Task prompt: Copy each line of the data below exactly, leaving out pictures.

A block of data:
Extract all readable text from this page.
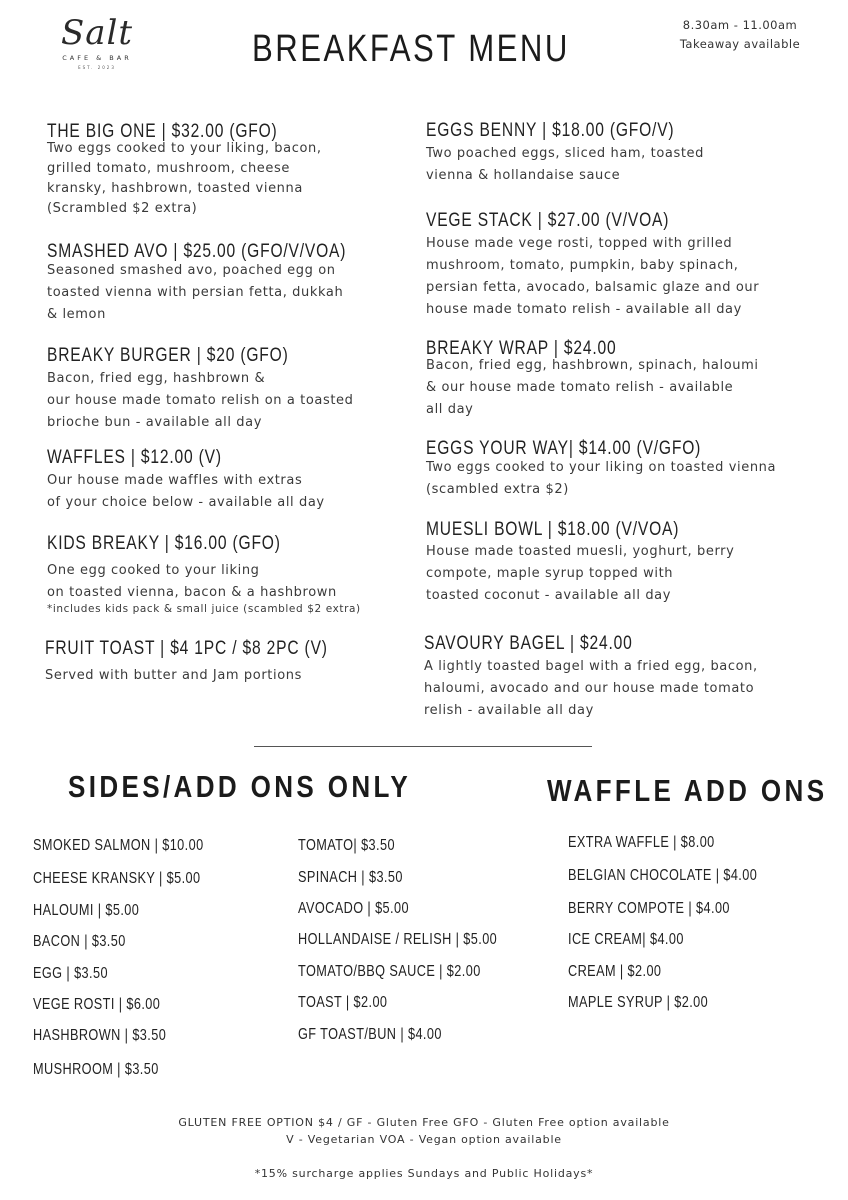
Salt
CAFE & BAR
EST. 2023	BREAKFAST MENU
8.30am - 11.00am
Takeaway available
THE BIG ONE | $32.00 (GFO)
Two eggs cooked to your liking, bacon,
grilled tomato, mushroom, cheese
kransky, hashbrown, toasted vienna
(Scrambled $2 extra)
SMASHED AVO | $25.00 (GFO/V/VOA)
Seasoned smashed avo, poached egg on
toasted vienna with persian fetta, dukkah
& lemon
BREAKY BURGER | $20 (GFO)
Bacon, fried egg, hashbrown &
our house made tomato relish on a toasted
brioche bun - available all day
WAFFLES | $12.00 (V)
Our house made waffles with extras
of your choice below - available all day
KIDS BREAKY | $16.00 (GFO)
One egg cooked to your liking
on toasted vienna, bacon & a hashbrown
*includes kids pack & small juice (scambled $2 extra)
FRUIT TOAST | $4 1PC / $8 2PC (V)
Served with butter and Jam portions
EGGS BENNY | $18.00 (GFO/V)
Two poached eggs, sliced ham, toasted
vienna & hollandaise sauce
VEGE STACK | $27.00 (V/VOA)
House made vege rosti, topped with grilled
mushroom, tomato, pumpkin, baby spinach,
persian fetta, avocado, balsamic glaze and our
house made tomato relish - available all day
BREAKY WRAP | $24.00
Bacon, fried egg, hashbrown, spinach, haloumi
& our house made tomato relish - available
all day
EGGS YOUR WAY| $14.00 (V/GFO)
Two eggs cooked to your liking on toasted vienna
(scambled extra $2)
MUESLI BOWL | $18.00 (V/VOA)
House made toasted muesli, yoghurt, berry
compote, maple syrup topped with
toasted coconut - available all day
SAVOURY BAGEL | $24.00
A lightly toasted bagel with a fried egg, bacon,
haloumi, avocado and our house made tomato
relish - available all day
SIDES/ADD ONS ONLY	WAFFLE ADD ONS
SMOKED SALMON | $10.00
CHEESE KRANSKY | $5.00
HALOUMI | $5.00
BACON | $3.50
EGG | $3.50
VEGE ROSTI | $6.00
HASHBROWN | $3.50
MUSHROOM | $3.50
TOMATO| $3.50
SPINACH | $3.50
AVOCADO | $5.00
HOLLANDAISE / RELISH | $5.00
TOMATO/BBQ SAUCE | $2.00
TOAST | $2.00
GF TOAST/BUN | $4.00
EXTRA WAFFLE | $8.00
BELGIAN CHOCOLATE | $4.00
BERRY COMPOTE | $4.00
ICE CREAM| $4.00
CREAM | $2.00
MAPLE SYRUP | $2.00
GLUTEN FREE OPTION $4 / GF - Gluten Free GFO - Gluten Free option available
V - Vegetarian VOA - Vegan option available
*15% surcharge applies Sundays and Public Holidays*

Correct output:
Extract all readable text from this page.
Salt
CAFE & BAR
EST. 2023	BREAKFAST MENU
8.30am - 11.00am
Takeaway available
THE BIG ONE | $32.00 (GFO)
Two eggs cooked to your liking, bacon,
grilled tomato, mushroom, cheese
kransky, hashbrown, toasted vienna
(Scrambled $2 extra)
SMASHED AVO | $25.00 (GFO/V/VOA)
Seasoned smashed avo, poached egg on
toasted vienna with persian fetta, dukkah
& lemon
BREAKY BURGER | $20 (GFO)
Bacon, fried egg, hashbrown &
our house made tomato relish on a toasted
brioche bun - available all day
WAFFLES | $12.00 (V)
Our house made waffles with extras
of your choice below - available all day
KIDS BREAKY | $16.00 (GFO)
One egg cooked to your liking
on toasted vienna, bacon & a hashbrown
*includes kids pack & small juice (scambled $2 extra)
FRUIT TOAST | $4 1PC / $8 2PC (V)
Served with butter and Jam portions
EGGS BENNY | $18.00 (GFO/V)
Two poached eggs, sliced ham, toasted
vienna & hollandaise sauce
VEGE STACK | $27.00 (V/VOA)
House made vege rosti, topped with grilled
mushroom, tomato, pumpkin, baby spinach,
persian fetta, avocado, balsamic glaze and our
house made tomato relish - available all day
BREAKY WRAP | $24.00
Bacon, fried egg, hashbrown, spinach, haloumi
& our house made tomato relish - available
all day
EGGS YOUR WAY| $14.00 (V/GFO)
Two eggs cooked to your liking on toasted vienna
(scambled extra $2)
MUESLI BOWL | $18.00 (V/VOA)
House made toasted muesli, yoghurt, berry
compote, maple syrup topped with
toasted coconut - available all day
SAVOURY BAGEL | $24.00
A lightly toasted bagel with a fried egg, bacon,
haloumi, avocado and our house made tomato
relish - available all day
SIDES/ADD ONS ONLY	WAFFLE ADD ONS
SMOKED SALMON | $10.00
CHEESE KRANSKY | $5.00
HALOUMI | $5.00
BACON | $3.50
EGG | $3.50
VEGE ROSTI | $6.00
HASHBROWN | $3.50
MUSHROOM | $3.50
TOMATO| $3.50
SPINACH | $3.50
AVOCADO | $5.00
HOLLANDAISE / RELISH | $5.00
TOMATO/BBQ SAUCE | $2.00
TOAST | $2.00
GF TOAST/BUN | $4.00
EXTRA WAFFLE | $8.00
BELGIAN CHOCOLATE | $4.00
BERRY COMPOTE | $4.00
ICE CREAM| $4.00
CREAM | $2.00
MAPLE SYRUP | $2.00
GLUTEN FREE OPTION $4 / GF - Gluten Free GFO - Gluten Free option available
V - Vegetarian VOA - Vegan option available
*15% surcharge applies Sundays and Public Holidays*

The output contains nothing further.